» WHAT YOU HAVE TO DO
Copy, in full, each line of the material that holds the word "tries".

-- Start of RECORDS FOR THE TASK --

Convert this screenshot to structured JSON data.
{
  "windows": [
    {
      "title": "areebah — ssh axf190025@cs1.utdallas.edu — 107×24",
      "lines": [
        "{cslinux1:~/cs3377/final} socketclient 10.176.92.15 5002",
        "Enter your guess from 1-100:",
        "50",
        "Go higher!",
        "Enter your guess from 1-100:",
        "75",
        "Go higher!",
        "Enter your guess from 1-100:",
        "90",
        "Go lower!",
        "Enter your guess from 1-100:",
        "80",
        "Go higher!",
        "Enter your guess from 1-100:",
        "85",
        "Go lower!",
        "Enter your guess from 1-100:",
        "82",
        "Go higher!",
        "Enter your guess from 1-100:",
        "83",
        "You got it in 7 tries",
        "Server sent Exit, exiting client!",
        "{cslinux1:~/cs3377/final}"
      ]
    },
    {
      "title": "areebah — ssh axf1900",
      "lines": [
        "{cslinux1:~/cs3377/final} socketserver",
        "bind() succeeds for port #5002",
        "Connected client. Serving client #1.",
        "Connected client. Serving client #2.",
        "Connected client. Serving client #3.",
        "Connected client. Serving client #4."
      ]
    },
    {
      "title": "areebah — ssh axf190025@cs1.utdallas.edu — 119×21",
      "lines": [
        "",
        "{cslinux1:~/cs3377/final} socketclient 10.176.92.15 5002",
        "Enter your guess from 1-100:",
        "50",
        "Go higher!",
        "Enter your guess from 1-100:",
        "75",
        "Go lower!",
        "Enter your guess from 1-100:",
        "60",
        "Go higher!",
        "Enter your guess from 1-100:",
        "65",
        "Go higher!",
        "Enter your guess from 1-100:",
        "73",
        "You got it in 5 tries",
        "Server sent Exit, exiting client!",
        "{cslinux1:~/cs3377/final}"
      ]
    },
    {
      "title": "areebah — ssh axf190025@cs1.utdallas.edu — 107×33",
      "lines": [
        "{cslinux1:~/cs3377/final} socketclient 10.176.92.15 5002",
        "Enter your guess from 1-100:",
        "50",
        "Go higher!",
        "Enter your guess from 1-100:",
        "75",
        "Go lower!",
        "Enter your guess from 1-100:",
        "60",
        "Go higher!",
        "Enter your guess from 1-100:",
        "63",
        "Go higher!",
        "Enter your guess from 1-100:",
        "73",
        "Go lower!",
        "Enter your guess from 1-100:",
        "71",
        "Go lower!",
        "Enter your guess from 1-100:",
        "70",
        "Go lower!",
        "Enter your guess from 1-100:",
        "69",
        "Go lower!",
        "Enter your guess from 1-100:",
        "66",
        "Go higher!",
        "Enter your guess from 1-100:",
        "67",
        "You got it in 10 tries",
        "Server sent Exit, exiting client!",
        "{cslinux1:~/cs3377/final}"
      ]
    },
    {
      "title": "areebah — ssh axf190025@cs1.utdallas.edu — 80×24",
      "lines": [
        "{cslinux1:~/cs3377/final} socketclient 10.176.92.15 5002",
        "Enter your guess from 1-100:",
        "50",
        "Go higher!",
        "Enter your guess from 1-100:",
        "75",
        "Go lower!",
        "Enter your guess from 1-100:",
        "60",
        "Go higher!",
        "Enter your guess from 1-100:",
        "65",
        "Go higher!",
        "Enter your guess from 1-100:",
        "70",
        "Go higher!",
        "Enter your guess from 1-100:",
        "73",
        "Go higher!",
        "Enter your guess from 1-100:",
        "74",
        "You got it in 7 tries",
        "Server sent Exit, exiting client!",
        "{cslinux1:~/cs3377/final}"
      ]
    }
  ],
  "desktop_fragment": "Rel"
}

-- End of RECORDS FOR THE TASK --

» CORRECT RESPONSE
        "You got it in 7 tries",
        "You got it in 5 tries",
        "You got it in 10 tries",
        "You got it in 7 tries",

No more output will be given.